→ Written exercise
Output every line exactly as written. Leave out pictures.

------ Data excerpts ------

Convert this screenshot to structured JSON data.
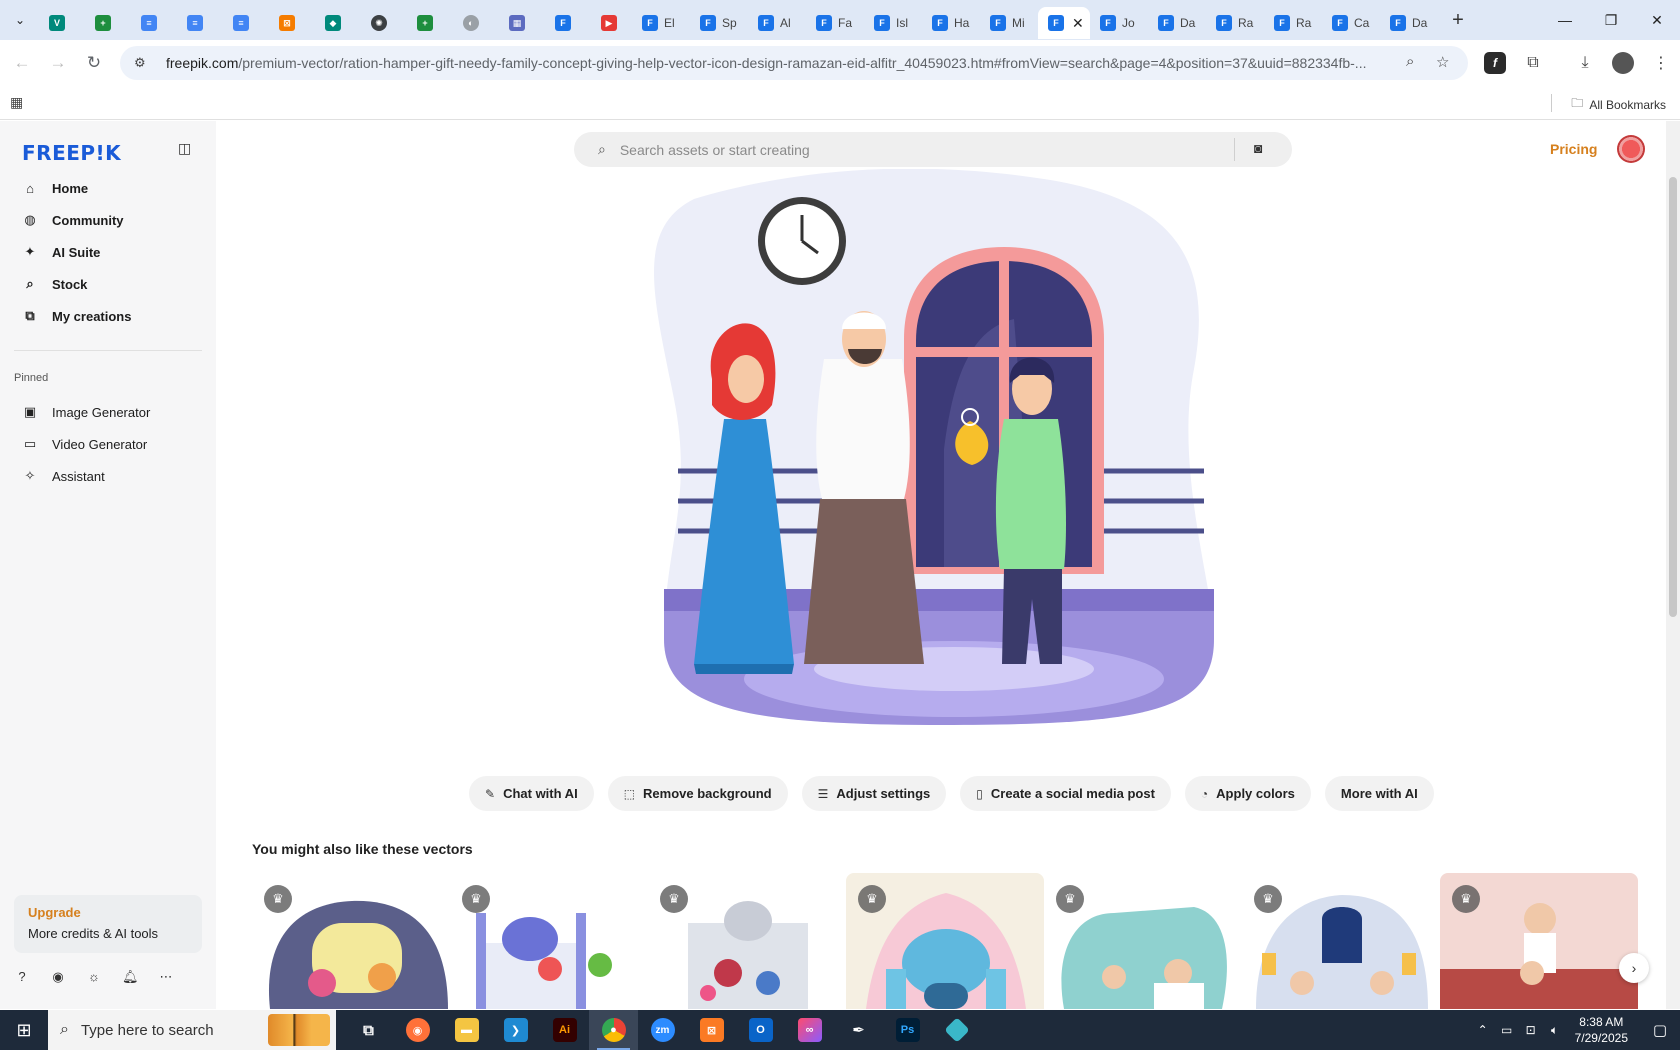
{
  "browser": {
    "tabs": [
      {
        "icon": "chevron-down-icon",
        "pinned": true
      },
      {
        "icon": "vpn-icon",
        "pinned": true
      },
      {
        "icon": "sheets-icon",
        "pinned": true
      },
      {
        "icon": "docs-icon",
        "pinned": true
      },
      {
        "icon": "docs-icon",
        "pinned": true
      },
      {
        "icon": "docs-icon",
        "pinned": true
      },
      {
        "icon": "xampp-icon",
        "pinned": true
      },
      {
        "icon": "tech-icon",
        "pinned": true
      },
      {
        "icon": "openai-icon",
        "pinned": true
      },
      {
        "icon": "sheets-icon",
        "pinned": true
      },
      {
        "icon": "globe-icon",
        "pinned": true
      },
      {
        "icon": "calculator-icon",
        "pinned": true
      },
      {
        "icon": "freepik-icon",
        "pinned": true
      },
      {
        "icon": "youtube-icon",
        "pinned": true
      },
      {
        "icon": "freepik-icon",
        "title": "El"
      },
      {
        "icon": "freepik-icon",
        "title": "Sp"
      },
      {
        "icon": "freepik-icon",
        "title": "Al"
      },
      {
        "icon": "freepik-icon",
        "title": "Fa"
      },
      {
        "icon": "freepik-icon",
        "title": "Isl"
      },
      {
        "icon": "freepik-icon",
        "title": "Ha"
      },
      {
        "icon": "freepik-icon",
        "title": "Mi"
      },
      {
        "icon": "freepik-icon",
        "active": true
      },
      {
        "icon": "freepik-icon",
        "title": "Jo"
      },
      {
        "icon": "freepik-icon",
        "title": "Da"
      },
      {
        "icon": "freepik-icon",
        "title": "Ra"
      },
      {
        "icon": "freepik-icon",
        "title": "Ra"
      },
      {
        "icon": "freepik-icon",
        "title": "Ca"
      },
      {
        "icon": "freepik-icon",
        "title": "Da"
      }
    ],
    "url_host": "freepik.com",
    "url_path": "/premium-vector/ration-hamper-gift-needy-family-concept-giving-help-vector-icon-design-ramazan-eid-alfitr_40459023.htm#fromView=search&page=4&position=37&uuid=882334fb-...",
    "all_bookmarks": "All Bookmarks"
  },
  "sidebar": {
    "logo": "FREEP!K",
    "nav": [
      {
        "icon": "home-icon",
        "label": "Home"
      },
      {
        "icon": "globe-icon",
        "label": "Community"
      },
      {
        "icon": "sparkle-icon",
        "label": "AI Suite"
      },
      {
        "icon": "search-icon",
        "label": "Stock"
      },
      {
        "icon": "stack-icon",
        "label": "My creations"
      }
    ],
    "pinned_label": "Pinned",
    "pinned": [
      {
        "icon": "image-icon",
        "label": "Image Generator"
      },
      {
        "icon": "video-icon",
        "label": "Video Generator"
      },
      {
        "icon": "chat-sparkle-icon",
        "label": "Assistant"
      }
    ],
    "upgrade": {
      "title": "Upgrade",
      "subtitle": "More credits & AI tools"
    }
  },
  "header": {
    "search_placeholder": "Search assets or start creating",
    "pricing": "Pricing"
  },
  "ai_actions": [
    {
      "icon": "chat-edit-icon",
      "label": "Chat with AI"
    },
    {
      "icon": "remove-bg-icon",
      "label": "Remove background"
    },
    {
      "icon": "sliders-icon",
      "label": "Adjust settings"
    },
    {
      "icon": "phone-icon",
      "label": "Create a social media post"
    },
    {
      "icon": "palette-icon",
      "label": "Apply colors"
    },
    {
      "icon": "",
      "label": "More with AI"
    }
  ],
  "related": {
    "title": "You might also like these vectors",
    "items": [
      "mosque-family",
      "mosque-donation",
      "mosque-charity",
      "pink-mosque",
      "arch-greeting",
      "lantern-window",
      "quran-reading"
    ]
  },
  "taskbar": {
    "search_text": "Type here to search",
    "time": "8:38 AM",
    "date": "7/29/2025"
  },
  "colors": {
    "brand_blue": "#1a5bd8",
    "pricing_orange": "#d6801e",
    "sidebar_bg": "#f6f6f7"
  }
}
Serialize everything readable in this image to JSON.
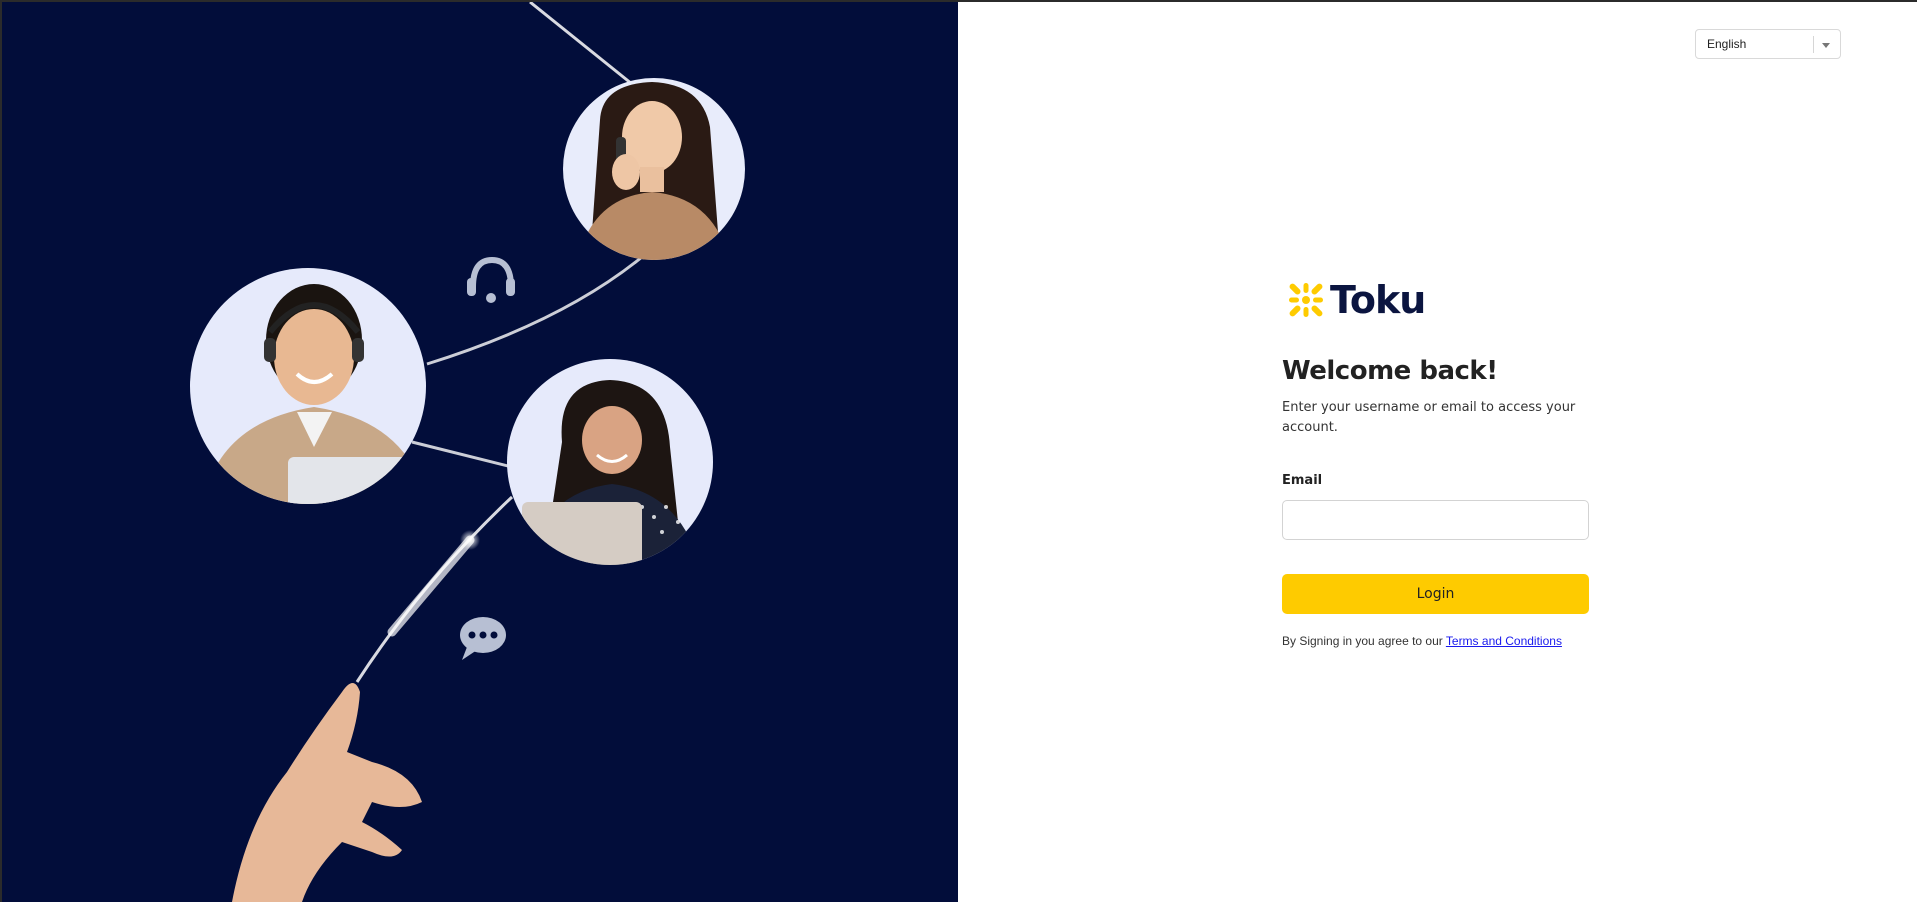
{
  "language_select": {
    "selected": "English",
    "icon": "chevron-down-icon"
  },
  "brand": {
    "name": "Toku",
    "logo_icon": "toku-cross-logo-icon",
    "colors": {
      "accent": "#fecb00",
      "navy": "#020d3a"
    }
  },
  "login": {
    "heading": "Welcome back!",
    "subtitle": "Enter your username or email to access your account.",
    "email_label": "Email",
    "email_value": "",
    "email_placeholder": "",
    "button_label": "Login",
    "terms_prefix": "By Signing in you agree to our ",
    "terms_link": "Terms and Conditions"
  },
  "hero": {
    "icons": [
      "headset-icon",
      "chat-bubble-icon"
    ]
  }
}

------

→ The output
Convert this screenshot to structured JSON data.
{
  "browser": {
    "tabs": [
      {
        "icon": "chevron-down-icon",
        "pinned": true
      },
      {
        "icon": "vpn-icon",
        "pinned": true
      },
      {
        "icon": "sheets-icon",
        "pinned": true
      },
      {
        "icon": "docs-icon",
        "pinned": true
      },
      {
        "icon": "docs-icon",
        "pinned": true
      },
      {
        "icon": "docs-icon",
        "pinned": true
      },
      {
        "icon": "xampp-icon",
        "pinned": true
      },
      {
        "icon": "tech-icon",
        "pinned": true
      },
      {
        "icon": "openai-icon",
        "pinned": true
      },
      {
        "icon": "sheets-icon",
        "pinned": true
      },
      {
        "icon": "globe-icon",
        "pinned": true
      },
      {
        "icon": "calculator-icon",
        "pinned": true
      },
      {
        "icon": "freepik-icon",
        "pinned": true
      },
      {
        "icon": "youtube-icon",
        "pinned": true
      },
      {
        "icon": "freepik-icon",
        "title": "El"
      },
      {
        "icon": "freepik-icon",
        "title": "Sp"
      },
      {
        "icon": "freepik-icon",
        "title": "Al"
      },
      {
        "icon": "freepik-icon",
        "title": "Fa"
      },
      {
        "icon": "freepik-icon",
        "title": "Isl"
      },
      {
        "icon": "freepik-icon",
        "title": "Ha"
      },
      {
        "icon": "freepik-icon",
        "title": "Mi"
      },
      {
        "icon": "freepik-icon",
        "active": true
      },
      {
        "icon": "freepik-icon",
        "title": "Jo"
      },
      {
        "icon": "freepik-icon",
        "title": "Da"
      },
      {
        "icon": "freepik-icon",
        "title": "Ra"
      },
      {
        "icon": "freepik-icon",
        "title": "Ra"
      },
      {
        "icon": "freepik-icon",
        "title": "Ca"
      },
      {
        "icon": "freepik-icon",
        "title": "Da"
      }
    ],
    "url_host": "freepik.com",
    "url_path": "/premium-vector/ration-hamper-gift-needy-family-concept-giving-help-vector-icon-design-ramazan-eid-alfitr_40459023.htm#fromView=search&page=4&position=37&uuid=882334fb-...",
    "all_bookmarks": "All Bookmarks"
  },
  "sidebar": {
    "logo": "FREEP!K",
    "nav": [
      {
        "icon": "home-icon",
        "label": "Home"
      },
      {
        "icon": "globe-icon",
        "label": "Community"
      },
      {
        "icon": "sparkle-icon",
        "label": "AI Suite"
      },
      {
        "icon": "search-icon",
        "label": "Stock"
      },
      {
        "icon": "stack-icon",
        "label": "My creations"
      }
    ],
    "pinned_label": "Pinned",
    "pinned": [
      {
        "icon": "image-icon",
        "label": "Image Generator"
      },
      {
        "icon": "video-icon",
        "label": "Video Generator"
      },
      {
        "icon": "chat-sparkle-icon",
        "label": "Assistant"
      }
    ],
    "upgrade": {
      "title": "Upgrade",
      "subtitle": "More credits & AI tools"
    }
  },
  "header": {
    "search_placeholder": "Search assets or start creating",
    "pricing": "Pricing"
  },
  "ai_actions": [
    {
      "icon": "chat-edit-icon",
      "label": "Chat with AI"
    },
    {
      "icon": "remove-bg-icon",
      "label": "Remove background"
    },
    {
      "icon": "sliders-icon",
      "label": "Adjust settings"
    },
    {
      "icon": "phone-icon",
      "label": "Create a social media post"
    },
    {
      "icon": "palette-icon",
      "label": "Apply colors"
    },
    {
      "icon": "",
      "label": "More with AI"
    }
  ],
  "related": {
    "title": "You might also like these vectors",
    "items": [
      "mosque-family",
      "mosque-donation",
      "mosque-charity",
      "pink-mosque",
      "arch-greeting",
      "lantern-window",
      "quran-reading"
    ]
  },
  "taskbar": {
    "search_text": "Type here to search",
    "time": "8:38 AM",
    "date": "7/29/2025"
  },
  "colors": {
    "brand_blue": "#1a5bd8",
    "pricing_orange": "#d6801e",
    "sidebar_bg": "#f6f6f7"
  }
}
Serialize everything readable in this image to JSON.
{
  "language_select": {
    "selected": "English",
    "icon": "chevron-down-icon"
  },
  "brand": {
    "name": "Toku",
    "logo_icon": "toku-cross-logo-icon",
    "colors": {
      "accent": "#fecb00",
      "navy": "#020d3a"
    }
  },
  "login": {
    "heading": "Welcome back!",
    "subtitle": "Enter your username or email to access your account.",
    "email_label": "Email",
    "email_value": "",
    "email_placeholder": "",
    "button_label": "Login",
    "terms_prefix": "By Signing in you agree to our ",
    "terms_link": "Terms and Conditions"
  },
  "hero": {
    "icons": [
      "headset-icon",
      "chat-bubble-icon"
    ]
  }
}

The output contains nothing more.